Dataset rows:
■ ■ ■ ■ ■
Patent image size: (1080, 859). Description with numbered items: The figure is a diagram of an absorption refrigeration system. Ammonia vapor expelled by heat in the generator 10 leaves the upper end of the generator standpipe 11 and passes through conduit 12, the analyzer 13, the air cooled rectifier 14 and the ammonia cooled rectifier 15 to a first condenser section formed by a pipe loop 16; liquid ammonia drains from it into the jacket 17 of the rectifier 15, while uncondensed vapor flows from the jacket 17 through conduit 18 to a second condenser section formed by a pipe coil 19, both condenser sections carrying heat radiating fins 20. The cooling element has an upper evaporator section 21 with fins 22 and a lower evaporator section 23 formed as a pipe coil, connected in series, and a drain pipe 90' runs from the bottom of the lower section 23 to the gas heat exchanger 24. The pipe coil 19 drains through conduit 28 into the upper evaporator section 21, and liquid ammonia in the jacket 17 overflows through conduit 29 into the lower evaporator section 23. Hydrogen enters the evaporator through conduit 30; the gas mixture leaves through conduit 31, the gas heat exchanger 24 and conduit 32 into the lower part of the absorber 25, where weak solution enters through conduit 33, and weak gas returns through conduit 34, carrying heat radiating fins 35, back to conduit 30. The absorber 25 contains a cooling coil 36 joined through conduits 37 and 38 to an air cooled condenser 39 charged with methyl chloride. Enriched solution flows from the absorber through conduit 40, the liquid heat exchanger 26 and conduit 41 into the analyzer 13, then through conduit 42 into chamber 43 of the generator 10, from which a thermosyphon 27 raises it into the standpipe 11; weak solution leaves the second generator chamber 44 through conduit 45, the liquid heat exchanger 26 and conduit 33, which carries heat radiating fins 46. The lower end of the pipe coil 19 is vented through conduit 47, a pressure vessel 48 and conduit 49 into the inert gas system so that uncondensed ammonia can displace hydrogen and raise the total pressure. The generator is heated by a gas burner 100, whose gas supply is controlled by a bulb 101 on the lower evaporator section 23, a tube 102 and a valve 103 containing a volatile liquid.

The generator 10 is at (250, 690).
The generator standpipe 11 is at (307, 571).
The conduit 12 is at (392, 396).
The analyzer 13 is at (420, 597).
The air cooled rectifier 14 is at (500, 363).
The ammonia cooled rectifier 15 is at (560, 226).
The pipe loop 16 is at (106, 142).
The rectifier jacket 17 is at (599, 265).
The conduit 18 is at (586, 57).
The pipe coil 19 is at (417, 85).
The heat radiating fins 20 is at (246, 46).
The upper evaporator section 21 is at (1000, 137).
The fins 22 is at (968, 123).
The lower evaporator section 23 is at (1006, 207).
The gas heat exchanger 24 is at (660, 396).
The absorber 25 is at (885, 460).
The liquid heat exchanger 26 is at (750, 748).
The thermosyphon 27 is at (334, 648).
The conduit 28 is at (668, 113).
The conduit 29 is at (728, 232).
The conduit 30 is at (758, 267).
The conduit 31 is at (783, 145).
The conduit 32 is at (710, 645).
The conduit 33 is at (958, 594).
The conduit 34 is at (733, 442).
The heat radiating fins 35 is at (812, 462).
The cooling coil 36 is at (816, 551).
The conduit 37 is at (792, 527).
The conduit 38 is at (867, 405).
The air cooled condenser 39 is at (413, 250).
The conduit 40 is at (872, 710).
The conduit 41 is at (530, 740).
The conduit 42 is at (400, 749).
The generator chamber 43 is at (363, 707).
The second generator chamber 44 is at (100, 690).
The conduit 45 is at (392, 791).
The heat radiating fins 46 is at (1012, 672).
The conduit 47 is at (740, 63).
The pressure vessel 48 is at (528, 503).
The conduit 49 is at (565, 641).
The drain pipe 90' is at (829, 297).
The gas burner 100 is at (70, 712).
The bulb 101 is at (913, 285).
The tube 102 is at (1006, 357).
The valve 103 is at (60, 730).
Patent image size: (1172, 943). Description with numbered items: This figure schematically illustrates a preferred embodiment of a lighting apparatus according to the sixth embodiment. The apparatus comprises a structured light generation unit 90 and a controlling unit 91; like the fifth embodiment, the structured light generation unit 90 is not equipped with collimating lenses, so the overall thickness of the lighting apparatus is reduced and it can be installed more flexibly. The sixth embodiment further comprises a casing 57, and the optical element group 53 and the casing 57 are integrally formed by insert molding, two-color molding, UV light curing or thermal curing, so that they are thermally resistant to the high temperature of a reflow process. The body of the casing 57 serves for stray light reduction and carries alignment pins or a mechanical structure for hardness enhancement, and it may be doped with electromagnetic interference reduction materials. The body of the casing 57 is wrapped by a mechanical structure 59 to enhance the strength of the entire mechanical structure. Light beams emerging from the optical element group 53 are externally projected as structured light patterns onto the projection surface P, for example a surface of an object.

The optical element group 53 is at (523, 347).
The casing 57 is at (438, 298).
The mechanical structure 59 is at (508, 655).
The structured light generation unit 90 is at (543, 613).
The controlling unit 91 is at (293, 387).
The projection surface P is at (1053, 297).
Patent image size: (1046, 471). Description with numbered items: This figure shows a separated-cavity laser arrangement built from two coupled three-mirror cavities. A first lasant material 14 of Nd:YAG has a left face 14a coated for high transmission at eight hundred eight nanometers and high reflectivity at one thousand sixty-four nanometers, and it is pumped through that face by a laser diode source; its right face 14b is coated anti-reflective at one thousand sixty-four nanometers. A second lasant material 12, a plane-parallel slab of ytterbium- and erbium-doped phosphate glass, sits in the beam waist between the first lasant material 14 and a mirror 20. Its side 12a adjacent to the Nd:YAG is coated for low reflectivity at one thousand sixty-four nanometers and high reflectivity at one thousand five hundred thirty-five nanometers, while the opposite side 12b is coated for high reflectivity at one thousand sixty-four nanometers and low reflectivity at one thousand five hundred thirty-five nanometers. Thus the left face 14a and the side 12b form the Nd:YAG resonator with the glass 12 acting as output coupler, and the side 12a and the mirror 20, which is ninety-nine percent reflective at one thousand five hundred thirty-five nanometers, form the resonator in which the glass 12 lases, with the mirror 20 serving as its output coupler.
■ ■ ■ ■ ■
Exercise details :: Copy every one of the rows above word for word, changing nothing.

Response to this task ::
Patent image size: (1080, 859). Description with numbered items: The figure is a diagram of an absorption refrigeration system. Ammonia vapor expelled by heat in the generator 10 leaves the upper end of the generator standpipe 11 and passes through conduit 12, the analyzer 13, the air cooled rectifier 14 and the ammonia cooled rectifier 15 to a first condenser section formed by a pipe loop 16; liquid ammonia drains from it into the jacket 17 of the rectifier 15, while uncondensed vapor flows from the jacket 17 through conduit 18 to a second condenser section formed by a pipe coil 19, both condenser sections carrying heat radiating fins 20. The cooling element has an upper evaporator section 21 with fins 22 and a lower evaporator section 23 formed as a pipe coil, connected in series, and a drain pipe 90' runs from the bottom of the lower section 23 to the gas heat exchanger 24. The pipe coil 19 drains through conduit 28 into the upper evaporator section 21, and liquid ammonia in the jacket 17 overflows through conduit 29 into the lower evaporator section 23. Hydrogen enters the evaporator through conduit 30; the gas mixture leaves through conduit 31, the gas heat exchanger 24 and conduit 32 into the lower part of the absorber 25, where weak solution enters through conduit 33, and weak gas returns through conduit 34, carrying heat radiating fins 35, back to conduit 30. The absorber 25 contains a cooling coil 36 joined through conduits 37 and 38 to an air cooled condenser 39 charged with methyl chloride. Enriched solution flows from the absorber through conduit 40, the liquid heat exchanger 26 and conduit 41 into the analyzer 13, then through conduit 42 into chamber 43 of the generator 10, from which a thermosyphon 27 raises it into the standpipe 11; weak solution leaves the second generator chamber 44 through conduit 45, the liquid heat exchanger 26 and conduit 33, which carries heat radiating fins 46. The lower end of the pipe coil 19 is vented through conduit 47, a pressure vessel 48 and conduit 49 into the inert gas system so that uncondensed ammonia can displace hydrogen and raise the total pressure. The generator is heated by a gas burner 100, whose gas supply is controlled by a bulb 101 on the lower evaporator section 23, a tube 102 and a valve 103 containing a volatile liquid.

The generator 10 is at (250, 690).
The generator standpipe 11 is at (307, 571).
The conduit 12 is at (392, 396).
The analyzer 13 is at (420, 597).
The air cooled rectifier 14 is at (500, 363).
The ammonia cooled rectifier 15 is at (560, 226).
The pipe loop 16 is at (106, 142).
The rectifier jacket 17 is at (599, 265).
The conduit 18 is at (586, 57).
The pipe coil 19 is at (417, 85).
The heat radiating fins 20 is at (246, 46).
The upper evaporator section 21 is at (1000, 137).
The fins 22 is at (968, 123).
The lower evaporator section 23 is at (1006, 207).
The gas heat exchanger 24 is at (660, 396).
The absorber 25 is at (885, 460).
The liquid heat exchanger 26 is at (750, 748).
The thermosyphon 27 is at (334, 648).
The conduit 28 is at (668, 113).
The conduit 29 is at (728, 232).
The conduit 30 is at (758, 267).
The conduit 31 is at (783, 145).
The conduit 32 is at (710, 645).
The conduit 33 is at (958, 594).
The conduit 34 is at (733, 442).
The heat radiating fins 35 is at (812, 462).
The cooling coil 36 is at (816, 551).
The conduit 37 is at (792, 527).
The conduit 38 is at (867, 405).
The air cooled condenser 39 is at (413, 250).
The conduit 40 is at (872, 710).
The conduit 41 is at (530, 740).
The conduit 42 is at (400, 749).
The generator chamber 43 is at (363, 707).
The second generator chamber 44 is at (100, 690).
The conduit 45 is at (392, 791).
The heat radiating fins 46 is at (1012, 672).
The conduit 47 is at (740, 63).
The pressure vessel 48 is at (528, 503).
The conduit 49 is at (565, 641).
The drain pipe 90' is at (829, 297).
The gas burner 100 is at (70, 712).
The bulb 101 is at (913, 285).
The tube 102 is at (1006, 357).
The valve 103 is at (60, 730).
Patent image size: (1172, 943). Description with numbered items: This figure schematically illustrates a preferred embodiment of a lighting apparatus according to the sixth embodiment. The apparatus comprises a structured light generation unit 90 and a controlling unit 91; like the fifth embodiment, the structured light generation unit 90 is not equipped with collimating lenses, so the overall thickness of the lighting apparatus is reduced and it can be installed more flexibly. The sixth embodiment further comprises a casing 57, and the optical element group 53 and the casing 57 are integrally formed by insert molding, two-color molding, UV light curing or thermal curing, so that they are thermally resistant to the high temperature of a reflow process. The body of the casing 57 serves for stray light reduction and carries alignment pins or a mechanical structure for hardness enhancement, and it may be doped with electromagnetic interference reduction materials. The body of the casing 57 is wrapped by a mechanical structure 59 to enhance the strength of the entire mechanical structure. Light beams emerging from the optical element group 53 are externally projected as structured light patterns onto the projection surface P, for example a surface of an object.

The optical element group 53 is at (523, 347).
The casing 57 is at (438, 298).
The mechanical structure 59 is at (508, 655).
The structured light generation unit 90 is at (543, 613).
The controlling unit 91 is at (293, 387).
The projection surface P is at (1053, 297).
Patent image size: (1046, 471). Description with numbered items: This figure shows a separated-cavity laser arrangement built from two coupled three-mirror cavities. A first lasant material 14 of Nd:YAG has a left face 14a coated for high transmission at eight hundred eight nanometers and high reflectivity at one thousand sixty-four nanometers, and it is pumped through that face by a laser diode source; its right face 14b is coated anti-reflective at one thousand sixty-four nanometers. A second lasant material 12, a plane-parallel slab of ytterbium- and erbium-doped phosphate glass, sits in the beam waist between the first lasant material 14 and a mirror 20. Its side 12a adjacent to the Nd:YAG is coated for low reflectivity at one thousand sixty-four nanometers and high reflectivity at one thousand five hundred thirty-five nanometers, while the opposite side 12b is coated for high reflectivity at one thousand sixty-four nanometers and low reflectivity at one thousand five hundred thirty-five nanometers. Thus the left face 14a and the side 12b form the Nd:YAG resonator with the glass 12 acting as output coupler, and the side 12a and the mirror 20, which is ninety-nine percent reflective at one thousand five hundred thirty-five nanometers, form the resonator in which the glass 12 lases, with the mirror 20 serving as its output coupler.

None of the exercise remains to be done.